> [PROBLEM REQUIREMENTS]: Select and copy out every line in the records containing "results".

> [TASK DATA]:
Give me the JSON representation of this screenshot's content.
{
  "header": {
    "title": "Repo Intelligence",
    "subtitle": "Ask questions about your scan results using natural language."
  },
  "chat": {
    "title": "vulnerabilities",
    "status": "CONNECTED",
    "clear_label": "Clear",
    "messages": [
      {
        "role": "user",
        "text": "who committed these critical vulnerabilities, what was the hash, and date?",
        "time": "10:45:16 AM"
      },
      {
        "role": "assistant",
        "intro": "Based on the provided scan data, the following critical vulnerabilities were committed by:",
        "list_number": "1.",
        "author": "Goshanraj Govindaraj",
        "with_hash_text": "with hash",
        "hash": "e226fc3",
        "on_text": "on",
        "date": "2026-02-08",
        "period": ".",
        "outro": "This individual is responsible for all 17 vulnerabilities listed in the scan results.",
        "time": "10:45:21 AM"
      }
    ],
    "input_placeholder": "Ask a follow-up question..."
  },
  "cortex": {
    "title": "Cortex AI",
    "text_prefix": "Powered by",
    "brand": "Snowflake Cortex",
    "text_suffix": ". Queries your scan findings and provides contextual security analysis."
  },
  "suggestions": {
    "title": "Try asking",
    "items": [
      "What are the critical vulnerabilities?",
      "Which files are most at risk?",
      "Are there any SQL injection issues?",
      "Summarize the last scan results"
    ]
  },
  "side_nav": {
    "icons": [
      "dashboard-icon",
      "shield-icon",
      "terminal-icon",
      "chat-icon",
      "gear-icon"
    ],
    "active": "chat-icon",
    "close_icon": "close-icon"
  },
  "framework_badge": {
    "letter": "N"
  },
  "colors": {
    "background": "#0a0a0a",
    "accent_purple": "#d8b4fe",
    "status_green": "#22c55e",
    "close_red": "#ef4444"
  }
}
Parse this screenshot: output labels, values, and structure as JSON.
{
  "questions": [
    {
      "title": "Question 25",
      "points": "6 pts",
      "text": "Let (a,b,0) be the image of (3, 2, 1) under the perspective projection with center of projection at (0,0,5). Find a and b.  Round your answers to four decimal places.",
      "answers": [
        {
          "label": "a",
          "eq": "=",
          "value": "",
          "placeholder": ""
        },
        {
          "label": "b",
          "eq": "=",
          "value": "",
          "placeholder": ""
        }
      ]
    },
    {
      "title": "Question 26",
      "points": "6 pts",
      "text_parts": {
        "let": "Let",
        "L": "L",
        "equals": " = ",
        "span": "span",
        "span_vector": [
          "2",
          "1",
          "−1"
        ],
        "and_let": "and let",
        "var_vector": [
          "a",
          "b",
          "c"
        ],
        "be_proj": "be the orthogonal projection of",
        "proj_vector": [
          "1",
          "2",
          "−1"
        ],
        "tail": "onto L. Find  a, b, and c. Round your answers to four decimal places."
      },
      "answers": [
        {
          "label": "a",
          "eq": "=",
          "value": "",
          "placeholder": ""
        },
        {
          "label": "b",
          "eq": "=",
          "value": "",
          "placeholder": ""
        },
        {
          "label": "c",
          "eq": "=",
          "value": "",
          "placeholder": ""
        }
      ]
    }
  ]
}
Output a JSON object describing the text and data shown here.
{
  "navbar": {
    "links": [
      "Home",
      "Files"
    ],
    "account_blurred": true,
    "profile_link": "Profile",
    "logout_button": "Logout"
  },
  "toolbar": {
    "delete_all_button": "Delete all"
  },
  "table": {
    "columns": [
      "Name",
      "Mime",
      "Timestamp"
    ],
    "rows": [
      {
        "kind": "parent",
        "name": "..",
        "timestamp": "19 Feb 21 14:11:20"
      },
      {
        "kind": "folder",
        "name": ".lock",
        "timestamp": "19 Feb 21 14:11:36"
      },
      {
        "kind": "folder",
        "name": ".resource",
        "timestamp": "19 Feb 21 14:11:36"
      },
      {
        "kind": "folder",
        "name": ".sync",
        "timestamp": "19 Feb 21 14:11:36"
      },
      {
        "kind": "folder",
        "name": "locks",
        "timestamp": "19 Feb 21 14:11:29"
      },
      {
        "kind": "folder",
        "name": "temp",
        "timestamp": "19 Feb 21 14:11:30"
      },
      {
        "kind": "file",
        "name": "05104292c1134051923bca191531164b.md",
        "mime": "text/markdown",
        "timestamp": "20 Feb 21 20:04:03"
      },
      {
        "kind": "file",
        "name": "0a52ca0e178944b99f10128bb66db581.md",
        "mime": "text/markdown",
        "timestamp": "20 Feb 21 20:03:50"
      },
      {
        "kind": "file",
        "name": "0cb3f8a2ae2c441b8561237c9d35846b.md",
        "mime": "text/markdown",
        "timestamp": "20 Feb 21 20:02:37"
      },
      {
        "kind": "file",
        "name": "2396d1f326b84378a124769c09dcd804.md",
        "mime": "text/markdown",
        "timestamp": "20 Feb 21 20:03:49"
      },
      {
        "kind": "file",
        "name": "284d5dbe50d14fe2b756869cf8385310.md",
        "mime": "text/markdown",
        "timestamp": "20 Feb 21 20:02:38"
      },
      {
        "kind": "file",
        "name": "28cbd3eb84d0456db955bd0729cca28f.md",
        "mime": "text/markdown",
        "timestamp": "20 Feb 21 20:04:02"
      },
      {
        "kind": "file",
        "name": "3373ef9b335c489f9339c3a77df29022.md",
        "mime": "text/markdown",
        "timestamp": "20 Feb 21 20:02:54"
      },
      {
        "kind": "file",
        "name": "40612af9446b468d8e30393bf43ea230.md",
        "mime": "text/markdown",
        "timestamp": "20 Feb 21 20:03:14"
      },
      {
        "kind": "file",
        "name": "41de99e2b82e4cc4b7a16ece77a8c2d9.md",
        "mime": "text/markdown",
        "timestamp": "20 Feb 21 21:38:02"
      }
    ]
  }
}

> [ANSWER TO THE PROBLEM]:
    "subtitle": "Ask questions about your scan results using natural language."
        "outro": "This individual is responsible for all 17 vulnerabilities listed in the scan results.",
      "Summarize the last scan results"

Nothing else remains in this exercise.